Chart and figure data

** start **

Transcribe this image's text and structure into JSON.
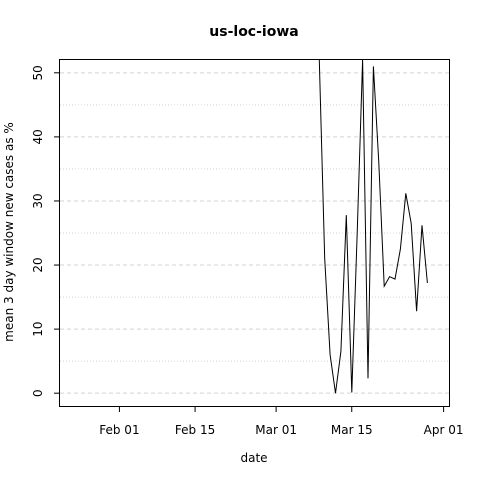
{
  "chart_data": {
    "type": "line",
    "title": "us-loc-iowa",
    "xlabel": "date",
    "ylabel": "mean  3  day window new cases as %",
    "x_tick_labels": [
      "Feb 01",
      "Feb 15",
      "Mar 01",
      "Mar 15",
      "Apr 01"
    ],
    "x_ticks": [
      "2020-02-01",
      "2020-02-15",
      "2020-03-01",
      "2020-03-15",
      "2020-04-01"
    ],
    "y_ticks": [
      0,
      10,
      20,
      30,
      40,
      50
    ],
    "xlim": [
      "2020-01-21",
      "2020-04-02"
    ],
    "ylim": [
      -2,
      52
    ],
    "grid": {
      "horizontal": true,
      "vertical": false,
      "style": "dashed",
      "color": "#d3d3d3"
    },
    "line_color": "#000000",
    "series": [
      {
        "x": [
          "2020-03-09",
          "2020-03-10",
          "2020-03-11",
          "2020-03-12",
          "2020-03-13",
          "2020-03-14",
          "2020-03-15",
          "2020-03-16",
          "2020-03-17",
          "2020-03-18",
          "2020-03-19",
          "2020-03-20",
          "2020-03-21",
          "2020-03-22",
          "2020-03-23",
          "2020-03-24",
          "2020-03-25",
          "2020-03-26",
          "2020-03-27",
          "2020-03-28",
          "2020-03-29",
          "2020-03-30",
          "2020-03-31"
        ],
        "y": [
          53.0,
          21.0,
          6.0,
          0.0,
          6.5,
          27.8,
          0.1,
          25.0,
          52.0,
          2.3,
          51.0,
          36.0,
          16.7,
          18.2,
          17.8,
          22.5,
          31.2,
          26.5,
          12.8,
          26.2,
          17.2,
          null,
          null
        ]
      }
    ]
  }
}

** end **

__Written task__.
Reproduce the records above exactly, leaving out every picture they contain.

__Expected output__.
Transcribe this image's text and structure into JSON.
{
  "chart_data": {
    "type": "line",
    "title": "us-loc-iowa",
    "xlabel": "date",
    "ylabel": "mean  3  day window new cases as %",
    "x_tick_labels": [
      "Feb 01",
      "Feb 15",
      "Mar 01",
      "Mar 15",
      "Apr 01"
    ],
    "x_ticks": [
      "2020-02-01",
      "2020-02-15",
      "2020-03-01",
      "2020-03-15",
      "2020-04-01"
    ],
    "y_ticks": [
      0,
      10,
      20,
      30,
      40,
      50
    ],
    "xlim": [
      "2020-01-21",
      "2020-04-02"
    ],
    "ylim": [
      -2,
      52
    ],
    "grid": {
      "horizontal": true,
      "vertical": false,
      "style": "dashed",
      "color": "#d3d3d3"
    },
    "line_color": "#000000",
    "series": [
      {
        "x": [
          "2020-03-09",
          "2020-03-10",
          "2020-03-11",
          "2020-03-12",
          "2020-03-13",
          "2020-03-14",
          "2020-03-15",
          "2020-03-16",
          "2020-03-17",
          "2020-03-18",
          "2020-03-19",
          "2020-03-20",
          "2020-03-21",
          "2020-03-22",
          "2020-03-23",
          "2020-03-24",
          "2020-03-25",
          "2020-03-26",
          "2020-03-27",
          "2020-03-28",
          "2020-03-29",
          "2020-03-30",
          "2020-03-31"
        ],
        "y": [
          53.0,
          21.0,
          6.0,
          0.0,
          6.5,
          27.8,
          0.1,
          25.0,
          52.0,
          2.3,
          51.0,
          36.0,
          16.7,
          18.2,
          17.8,
          22.5,
          31.2,
          26.5,
          12.8,
          26.2,
          17.2,
          null,
          null
        ]
      }
    ]
  }
}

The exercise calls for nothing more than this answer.